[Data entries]
»»

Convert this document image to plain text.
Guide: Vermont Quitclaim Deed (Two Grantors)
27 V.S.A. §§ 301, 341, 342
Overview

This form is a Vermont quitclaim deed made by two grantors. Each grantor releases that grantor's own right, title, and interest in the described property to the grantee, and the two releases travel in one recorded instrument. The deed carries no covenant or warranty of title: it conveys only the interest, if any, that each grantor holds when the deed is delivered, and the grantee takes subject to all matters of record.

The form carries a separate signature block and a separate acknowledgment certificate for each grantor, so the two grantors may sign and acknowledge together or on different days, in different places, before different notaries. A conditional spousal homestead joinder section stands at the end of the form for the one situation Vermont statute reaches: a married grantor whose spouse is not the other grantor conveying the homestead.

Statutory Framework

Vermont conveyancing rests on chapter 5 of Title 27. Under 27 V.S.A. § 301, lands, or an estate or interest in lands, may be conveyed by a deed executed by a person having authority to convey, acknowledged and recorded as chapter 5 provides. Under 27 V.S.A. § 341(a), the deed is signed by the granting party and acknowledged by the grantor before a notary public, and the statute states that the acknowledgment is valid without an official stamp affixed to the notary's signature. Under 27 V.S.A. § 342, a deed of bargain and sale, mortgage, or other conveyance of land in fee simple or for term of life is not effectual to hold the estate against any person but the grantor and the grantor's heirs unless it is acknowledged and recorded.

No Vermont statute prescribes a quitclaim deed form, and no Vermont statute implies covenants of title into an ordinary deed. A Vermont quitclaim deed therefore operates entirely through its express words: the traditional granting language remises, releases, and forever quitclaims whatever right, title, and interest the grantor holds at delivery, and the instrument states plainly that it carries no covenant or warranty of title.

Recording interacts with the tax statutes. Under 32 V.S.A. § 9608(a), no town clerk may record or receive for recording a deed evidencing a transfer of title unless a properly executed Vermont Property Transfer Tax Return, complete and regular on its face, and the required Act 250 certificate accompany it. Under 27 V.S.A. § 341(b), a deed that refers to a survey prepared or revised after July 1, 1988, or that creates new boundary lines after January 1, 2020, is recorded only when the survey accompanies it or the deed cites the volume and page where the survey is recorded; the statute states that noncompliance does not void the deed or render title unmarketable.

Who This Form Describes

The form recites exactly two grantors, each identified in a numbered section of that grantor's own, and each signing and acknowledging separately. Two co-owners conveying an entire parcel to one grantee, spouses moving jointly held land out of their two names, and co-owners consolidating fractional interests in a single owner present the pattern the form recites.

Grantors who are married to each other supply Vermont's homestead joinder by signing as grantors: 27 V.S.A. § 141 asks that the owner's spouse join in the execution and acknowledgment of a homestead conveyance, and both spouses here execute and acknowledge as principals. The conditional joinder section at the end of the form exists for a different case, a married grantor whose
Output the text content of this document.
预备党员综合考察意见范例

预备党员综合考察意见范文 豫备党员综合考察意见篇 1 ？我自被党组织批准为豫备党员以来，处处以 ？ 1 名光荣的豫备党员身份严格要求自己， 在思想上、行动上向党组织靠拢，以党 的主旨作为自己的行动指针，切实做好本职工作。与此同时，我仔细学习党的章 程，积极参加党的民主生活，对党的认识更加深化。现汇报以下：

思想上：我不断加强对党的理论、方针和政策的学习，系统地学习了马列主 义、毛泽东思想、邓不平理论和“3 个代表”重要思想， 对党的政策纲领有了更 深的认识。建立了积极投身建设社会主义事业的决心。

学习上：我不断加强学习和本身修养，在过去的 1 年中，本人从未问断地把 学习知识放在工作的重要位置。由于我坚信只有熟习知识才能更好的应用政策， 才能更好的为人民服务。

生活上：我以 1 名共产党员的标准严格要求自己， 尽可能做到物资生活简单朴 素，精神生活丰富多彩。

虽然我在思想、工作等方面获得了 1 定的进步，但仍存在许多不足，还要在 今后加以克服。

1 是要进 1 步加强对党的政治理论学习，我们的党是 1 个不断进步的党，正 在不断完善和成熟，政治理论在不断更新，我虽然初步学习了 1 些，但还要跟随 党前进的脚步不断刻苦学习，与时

««

**Problem statement**
Type out the material again exactly as presented.

**Solution**
Convert this document image to plain text.
Guide: Vermont Quitclaim Deed (Two Grantors)
27 V.S.A. §§ 301, 341, 342
Overview

This form is a Vermont quitclaim deed made by two grantors. Each grantor releases that grantor's own right, title, and interest in the described property to the grantee, and the two releases travel in one recorded instrument. The deed carries no covenant or warranty of title: it conveys only the interest, if any, that each grantor holds when the deed is delivered, and the grantee takes subject to all matters of record.

The form carries a separate signature block and a separate acknowledgment certificate for each grantor, so the two grantors may sign and acknowledge together or on different days, in different places, before different notaries. A conditional spousal homestead joinder section stands at the end of the form for the one situation Vermont statute reaches: a married grantor whose spouse is not the other grantor conveying the homestead.

Statutory Framework

Vermont conveyancing rests on chapter 5 of Title 27. Under 27 V.S.A. § 301, lands, or an estate or interest in lands, may be conveyed by a deed executed by a person having authority to convey, acknowledged and recorded as chapter 5 provides. Under 27 V.S.A. § 341(a), the deed is signed by the granting party and acknowledged by the grantor before a notary public, and the statute states that the acknowledgment is valid without an official stamp affixed to the notary's signature. Under 27 V.S.A. § 342, a deed of bargain and sale, mortgage, or other conveyance of land in fee simple or for term of life is not effectual to hold the estate against any person but the grantor and the grantor's heirs unless it is acknowledged and recorded.

No Vermont statute prescribes a quitclaim deed form, and no Vermont statute implies covenants of title into an ordinary deed. A Vermont quitclaim deed therefore operates entirely through its express words: the traditional granting language remises, releases, and forever quitclaims whatever right, title, and interest the grantor holds at delivery, and the instrument states plainly that it carries no covenant or warranty of title.

Recording interacts with the tax statutes. Under 32 V.S.A. § 9608(a), no town clerk may record or receive for recording a deed evidencing a transfer of title unless a properly executed Vermont Property Transfer Tax Return, complete and regular on its face, and the required Act 250 certificate accompany it. Under 27 V.S.A. § 341(b), a deed that refers to a survey prepared or revised after July 1, 1988, or that creates new boundary lines after January 1, 2020, is recorded only when the survey accompanies it or the deed cites the volume and page where the survey is recorded; the statute states that noncompliance does not void the deed or render title unmarketable.

Who This Form Describes

The form recites exactly two grantors, each identified in a numbered section of that grantor's own, and each signing and acknowledging separately. Two co-owners conveying an entire parcel to one grantee, spouses moving jointly held land out of their two names, and co-owners consolidating fractional interests in a single owner present the pattern the form recites.

Grantors who are married to each other supply Vermont's homestead joinder by signing as grantors: 27 V.S.A. § 141 asks that the owner's spouse join in the execution and acknowledgment of a homestead conveyance, and both spouses here execute and acknowledge as principals. The conditional joinder section at the end of the form exists for a different case, a married grantor whose
Output the text content of this document.
预备党员综合考察意见范例

预备党员综合考察意见范文 豫备党员综合考察意见篇 1 ？我自被党组织批准为豫备党员以来，处处以 ？ 1 名光荣的豫备党员身份严格要求自己， 在思想上、行动上向党组织靠拢，以党 的主旨作为自己的行动指针，切实做好本职工作。与此同时，我仔细学习党的章 程，积极参加党的民主生活，对党的认识更加深化。现汇报以下：

思想上：我不断加强对党的理论、方针和政策的学习，系统地学习了马列主 义、毛泽东思想、邓不平理论和“3 个代表”重要思想， 对党的政策纲领有了更 深的认识。建立了积极投身建设社会主义事业的决心。

学习上：我不断加强学习和本身修养，在过去的 1 年中，本人从未问断地把 学习知识放在工作的重要位置。由于我坚信只有熟习知识才能更好的应用政策， 才能更好的为人民服务。

生活上：我以 1 名共产党员的标准严格要求自己， 尽可能做到物资生活简单朴 素，精神生活丰富多彩。

虽然我在思想、工作等方面获得了 1 定的进步，但仍存在许多不足，还要在 今后加以克服。

1 是要进 1 步加强对党的政治理论学习，我们的党是 1 个不断进步的党，正 在不断完善和成熟，政治理论在不断更新，我虽然初步学习了 1 些，但还要跟随 党前进的脚步不断刻苦学习，与时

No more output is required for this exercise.